**DIRECTIONS**
Repeat the listing word for word. No pictures belong in the copy.

⟨

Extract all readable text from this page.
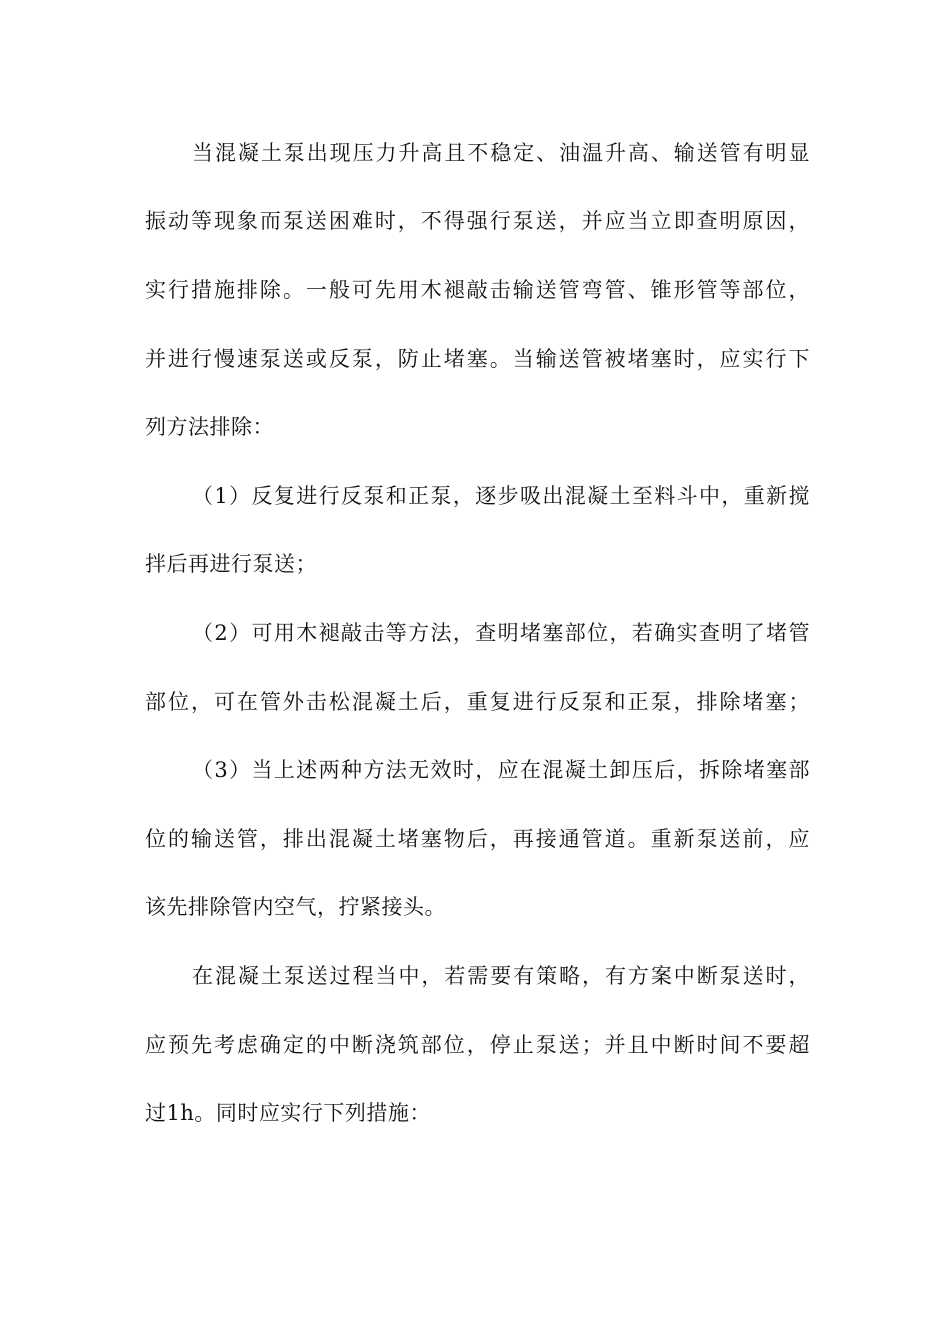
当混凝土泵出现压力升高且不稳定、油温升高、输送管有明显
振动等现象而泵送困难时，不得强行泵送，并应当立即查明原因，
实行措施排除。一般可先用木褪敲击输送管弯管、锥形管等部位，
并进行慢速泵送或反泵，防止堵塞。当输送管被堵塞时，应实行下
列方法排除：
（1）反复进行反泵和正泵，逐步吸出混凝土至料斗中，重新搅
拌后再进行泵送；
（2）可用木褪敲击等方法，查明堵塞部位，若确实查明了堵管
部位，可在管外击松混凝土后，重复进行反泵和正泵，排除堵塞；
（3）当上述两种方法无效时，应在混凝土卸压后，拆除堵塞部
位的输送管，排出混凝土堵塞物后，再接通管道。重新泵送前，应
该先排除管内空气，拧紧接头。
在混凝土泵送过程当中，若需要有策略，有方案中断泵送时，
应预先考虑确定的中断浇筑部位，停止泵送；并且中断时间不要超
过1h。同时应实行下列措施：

⟩

**EXERCISE RESULT**
Extract all readable text from this page.
当混凝土泵出现压力升高且不稳定、油温升高、输送管有明显
振动等现象而泵送困难时，不得强行泵送，并应当立即查明原因，
实行措施排除。一般可先用木褪敲击输送管弯管、锥形管等部位，
并进行慢速泵送或反泵，防止堵塞。当输送管被堵塞时，应实行下
列方法排除：
（1）反复进行反泵和正泵，逐步吸出混凝土至料斗中，重新搅
拌后再进行泵送；
（2）可用木褪敲击等方法，查明堵塞部位，若确实查明了堵管
部位，可在管外击松混凝土后，重复进行反泵和正泵，排除堵塞；
（3）当上述两种方法无效时，应在混凝土卸压后，拆除堵塞部
位的输送管，排出混凝土堵塞物后，再接通管道。重新泵送前，应
该先排除管内空气，拧紧接头。
在混凝土泵送过程当中，若需要有策略，有方案中断泵送时，
应预先考虑确定的中断浇筑部位，停止泵送；并且中断时间不要超
过1h。同时应实行下列措施：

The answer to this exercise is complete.